WHAT YOU HAVE TO DO: Find the string "limit" in the records. Copy every line it appears in.

----------------

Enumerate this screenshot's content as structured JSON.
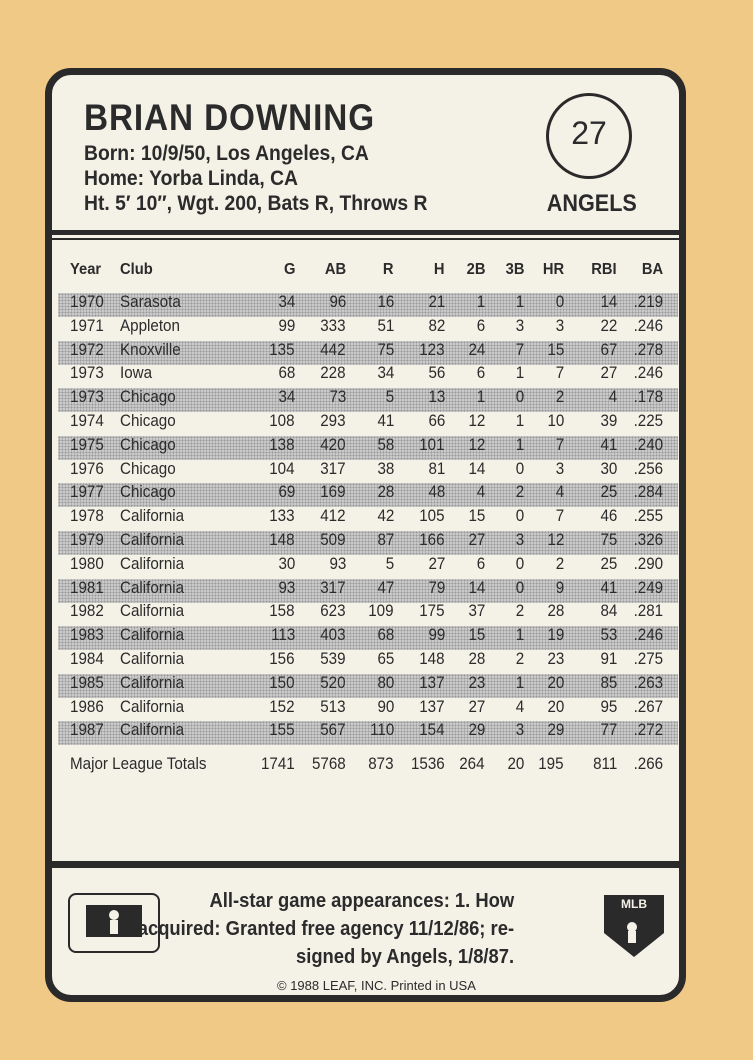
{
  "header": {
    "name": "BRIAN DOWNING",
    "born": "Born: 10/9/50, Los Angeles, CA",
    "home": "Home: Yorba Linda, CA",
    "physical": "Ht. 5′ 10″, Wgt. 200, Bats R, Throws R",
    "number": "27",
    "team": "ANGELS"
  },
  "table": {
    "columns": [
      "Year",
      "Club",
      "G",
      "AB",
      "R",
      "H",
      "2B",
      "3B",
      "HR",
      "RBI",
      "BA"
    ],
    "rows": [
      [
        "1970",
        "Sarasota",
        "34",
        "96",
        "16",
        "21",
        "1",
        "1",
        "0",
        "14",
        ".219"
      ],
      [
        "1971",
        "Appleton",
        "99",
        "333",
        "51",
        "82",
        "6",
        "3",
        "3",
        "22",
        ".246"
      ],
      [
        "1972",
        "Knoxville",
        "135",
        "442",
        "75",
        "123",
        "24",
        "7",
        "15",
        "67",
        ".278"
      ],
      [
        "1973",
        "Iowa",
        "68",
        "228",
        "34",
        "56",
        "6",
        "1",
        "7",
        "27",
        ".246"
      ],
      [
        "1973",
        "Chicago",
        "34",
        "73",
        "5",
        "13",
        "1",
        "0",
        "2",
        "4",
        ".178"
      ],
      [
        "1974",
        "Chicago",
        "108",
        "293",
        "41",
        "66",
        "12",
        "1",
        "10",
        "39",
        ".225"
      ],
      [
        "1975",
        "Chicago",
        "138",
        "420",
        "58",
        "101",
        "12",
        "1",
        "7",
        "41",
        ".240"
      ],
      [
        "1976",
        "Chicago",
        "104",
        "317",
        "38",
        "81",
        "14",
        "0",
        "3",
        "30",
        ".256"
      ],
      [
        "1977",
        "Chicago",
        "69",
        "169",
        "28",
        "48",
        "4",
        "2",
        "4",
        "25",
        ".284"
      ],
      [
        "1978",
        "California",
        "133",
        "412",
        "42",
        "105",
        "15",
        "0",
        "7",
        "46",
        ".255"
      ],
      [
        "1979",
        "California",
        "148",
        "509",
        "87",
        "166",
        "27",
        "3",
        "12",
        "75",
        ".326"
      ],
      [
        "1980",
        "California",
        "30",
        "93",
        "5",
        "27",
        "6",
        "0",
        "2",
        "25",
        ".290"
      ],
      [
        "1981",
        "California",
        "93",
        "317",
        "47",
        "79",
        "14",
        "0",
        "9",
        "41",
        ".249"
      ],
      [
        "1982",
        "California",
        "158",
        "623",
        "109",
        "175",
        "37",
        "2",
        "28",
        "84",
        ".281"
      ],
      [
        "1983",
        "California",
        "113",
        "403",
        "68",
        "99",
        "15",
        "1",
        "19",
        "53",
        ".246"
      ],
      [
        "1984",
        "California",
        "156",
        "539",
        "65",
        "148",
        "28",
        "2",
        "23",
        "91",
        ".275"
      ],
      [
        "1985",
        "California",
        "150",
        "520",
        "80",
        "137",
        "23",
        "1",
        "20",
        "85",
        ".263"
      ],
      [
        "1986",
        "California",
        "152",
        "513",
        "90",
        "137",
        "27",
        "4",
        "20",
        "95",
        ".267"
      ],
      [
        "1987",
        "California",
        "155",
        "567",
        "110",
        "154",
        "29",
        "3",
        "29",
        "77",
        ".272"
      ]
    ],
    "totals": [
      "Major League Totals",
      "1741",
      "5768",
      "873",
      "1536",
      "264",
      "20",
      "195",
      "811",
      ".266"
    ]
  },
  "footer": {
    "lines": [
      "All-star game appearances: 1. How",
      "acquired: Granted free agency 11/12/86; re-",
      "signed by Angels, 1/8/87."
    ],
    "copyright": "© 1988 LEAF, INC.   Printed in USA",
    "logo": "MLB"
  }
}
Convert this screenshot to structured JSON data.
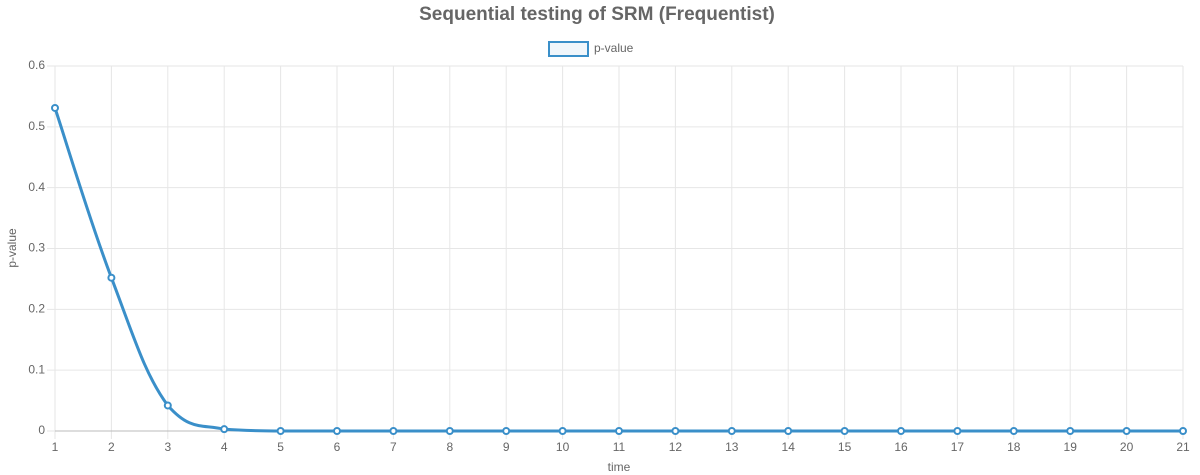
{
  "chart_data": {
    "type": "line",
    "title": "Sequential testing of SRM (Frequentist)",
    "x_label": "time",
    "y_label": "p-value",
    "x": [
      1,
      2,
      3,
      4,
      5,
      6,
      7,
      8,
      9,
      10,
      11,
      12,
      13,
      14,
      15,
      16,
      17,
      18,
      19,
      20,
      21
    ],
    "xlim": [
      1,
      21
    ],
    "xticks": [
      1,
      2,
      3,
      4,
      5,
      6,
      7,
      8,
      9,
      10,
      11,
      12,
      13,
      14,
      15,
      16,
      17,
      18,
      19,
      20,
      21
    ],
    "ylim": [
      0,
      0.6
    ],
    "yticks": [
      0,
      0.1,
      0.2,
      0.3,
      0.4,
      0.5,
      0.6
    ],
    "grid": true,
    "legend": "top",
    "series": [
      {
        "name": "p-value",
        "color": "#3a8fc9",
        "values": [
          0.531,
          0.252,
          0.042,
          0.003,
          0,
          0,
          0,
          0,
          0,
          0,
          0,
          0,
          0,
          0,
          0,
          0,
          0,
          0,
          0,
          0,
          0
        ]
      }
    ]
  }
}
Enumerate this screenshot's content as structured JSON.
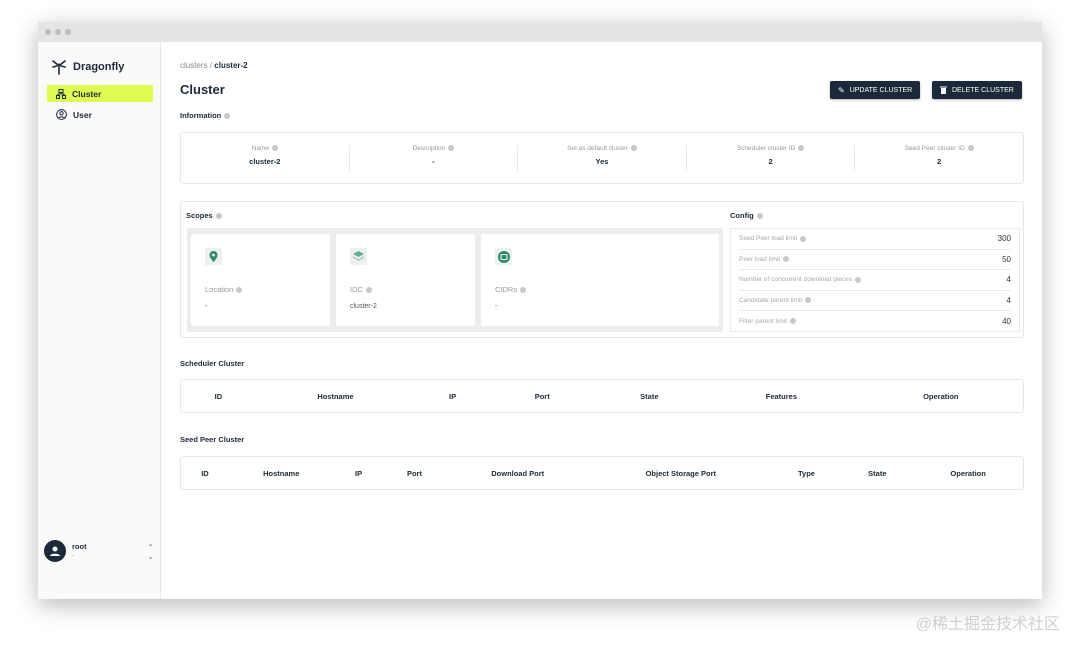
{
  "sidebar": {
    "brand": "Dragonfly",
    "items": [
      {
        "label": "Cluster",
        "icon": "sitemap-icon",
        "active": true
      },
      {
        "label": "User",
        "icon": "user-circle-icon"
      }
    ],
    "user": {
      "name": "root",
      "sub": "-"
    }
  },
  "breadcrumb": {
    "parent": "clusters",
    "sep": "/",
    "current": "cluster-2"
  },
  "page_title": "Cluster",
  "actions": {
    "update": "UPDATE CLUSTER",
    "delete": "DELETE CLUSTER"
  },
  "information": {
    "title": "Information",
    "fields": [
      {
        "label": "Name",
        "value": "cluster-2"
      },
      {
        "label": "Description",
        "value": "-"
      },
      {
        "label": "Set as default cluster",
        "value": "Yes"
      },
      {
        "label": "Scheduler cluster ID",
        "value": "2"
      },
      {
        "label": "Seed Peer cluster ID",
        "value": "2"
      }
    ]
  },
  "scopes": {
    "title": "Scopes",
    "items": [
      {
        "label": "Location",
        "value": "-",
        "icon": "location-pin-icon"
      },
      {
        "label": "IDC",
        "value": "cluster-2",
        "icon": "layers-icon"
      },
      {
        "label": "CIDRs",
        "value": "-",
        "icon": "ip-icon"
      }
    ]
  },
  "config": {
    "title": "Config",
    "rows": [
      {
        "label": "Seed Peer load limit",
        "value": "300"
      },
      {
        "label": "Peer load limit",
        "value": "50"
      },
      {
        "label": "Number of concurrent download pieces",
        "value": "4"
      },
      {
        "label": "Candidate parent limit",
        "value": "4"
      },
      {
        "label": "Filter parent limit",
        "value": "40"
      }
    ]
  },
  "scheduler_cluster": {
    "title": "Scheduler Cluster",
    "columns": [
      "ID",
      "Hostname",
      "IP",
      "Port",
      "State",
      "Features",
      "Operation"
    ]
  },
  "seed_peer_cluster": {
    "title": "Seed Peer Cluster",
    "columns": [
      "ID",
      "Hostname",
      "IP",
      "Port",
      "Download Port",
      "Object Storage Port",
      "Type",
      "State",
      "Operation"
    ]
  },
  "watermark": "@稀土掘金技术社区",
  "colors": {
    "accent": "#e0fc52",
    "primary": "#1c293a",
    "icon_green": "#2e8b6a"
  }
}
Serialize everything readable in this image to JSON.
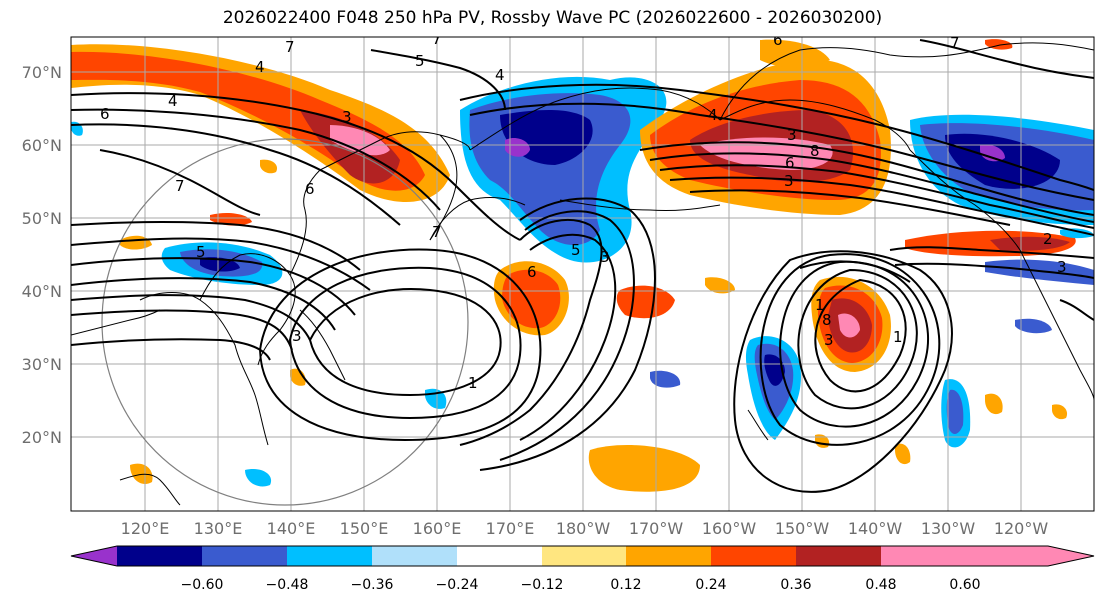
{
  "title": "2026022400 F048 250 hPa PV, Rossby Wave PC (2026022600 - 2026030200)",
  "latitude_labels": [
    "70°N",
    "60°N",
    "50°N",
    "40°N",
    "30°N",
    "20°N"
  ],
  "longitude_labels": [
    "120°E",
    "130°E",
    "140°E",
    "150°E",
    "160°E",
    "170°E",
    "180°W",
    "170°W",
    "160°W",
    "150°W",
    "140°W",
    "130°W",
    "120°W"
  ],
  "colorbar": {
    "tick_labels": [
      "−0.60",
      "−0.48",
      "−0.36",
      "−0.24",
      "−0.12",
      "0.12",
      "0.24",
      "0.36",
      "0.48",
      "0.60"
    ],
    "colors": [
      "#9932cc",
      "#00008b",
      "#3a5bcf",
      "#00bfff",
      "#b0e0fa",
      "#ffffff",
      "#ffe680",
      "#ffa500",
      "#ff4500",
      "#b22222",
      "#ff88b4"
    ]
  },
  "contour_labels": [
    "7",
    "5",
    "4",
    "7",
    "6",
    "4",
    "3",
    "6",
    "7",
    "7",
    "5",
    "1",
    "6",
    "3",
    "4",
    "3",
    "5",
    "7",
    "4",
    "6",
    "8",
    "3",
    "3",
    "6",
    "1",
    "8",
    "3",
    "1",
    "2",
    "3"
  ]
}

----------------

TASK OUTPUT:
        "label": "Seed Peer load limit",
        "label": "Peer load limit",
        "label": "Candidate parent limit",
        "label": "Filter parent limit",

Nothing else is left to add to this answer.